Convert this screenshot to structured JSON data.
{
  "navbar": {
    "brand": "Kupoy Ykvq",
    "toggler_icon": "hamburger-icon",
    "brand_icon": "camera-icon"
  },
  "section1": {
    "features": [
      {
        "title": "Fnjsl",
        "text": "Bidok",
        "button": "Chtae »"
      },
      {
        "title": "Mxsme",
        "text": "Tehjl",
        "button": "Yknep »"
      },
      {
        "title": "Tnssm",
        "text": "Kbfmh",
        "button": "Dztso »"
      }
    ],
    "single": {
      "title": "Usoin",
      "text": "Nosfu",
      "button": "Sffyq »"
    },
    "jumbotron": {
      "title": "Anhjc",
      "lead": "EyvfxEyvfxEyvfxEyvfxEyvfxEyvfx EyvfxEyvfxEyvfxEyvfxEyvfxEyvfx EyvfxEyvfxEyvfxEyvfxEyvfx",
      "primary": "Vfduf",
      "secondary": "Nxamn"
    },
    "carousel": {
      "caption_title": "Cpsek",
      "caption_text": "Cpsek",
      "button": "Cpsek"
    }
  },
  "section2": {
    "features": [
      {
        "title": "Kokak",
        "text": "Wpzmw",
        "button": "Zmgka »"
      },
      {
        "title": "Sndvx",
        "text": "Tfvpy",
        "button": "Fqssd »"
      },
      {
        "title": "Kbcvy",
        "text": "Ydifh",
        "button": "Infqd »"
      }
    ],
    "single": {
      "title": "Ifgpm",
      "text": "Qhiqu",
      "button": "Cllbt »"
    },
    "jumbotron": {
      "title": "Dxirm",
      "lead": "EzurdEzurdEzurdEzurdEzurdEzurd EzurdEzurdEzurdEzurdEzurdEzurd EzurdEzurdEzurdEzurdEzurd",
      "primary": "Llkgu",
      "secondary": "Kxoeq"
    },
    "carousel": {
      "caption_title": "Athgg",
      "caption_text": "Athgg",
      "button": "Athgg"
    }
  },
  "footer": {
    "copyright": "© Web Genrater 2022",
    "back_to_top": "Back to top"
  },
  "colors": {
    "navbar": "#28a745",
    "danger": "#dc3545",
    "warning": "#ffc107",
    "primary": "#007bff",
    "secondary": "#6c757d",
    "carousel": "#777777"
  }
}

* WRITTEN TASK *
Report all lines of the material that contain the word "secondary".

* WRITTEN SOLUTION *
      "secondary": "Nxamn"
      "secondary": "Kxoeq"
    "secondary": "#6c757d",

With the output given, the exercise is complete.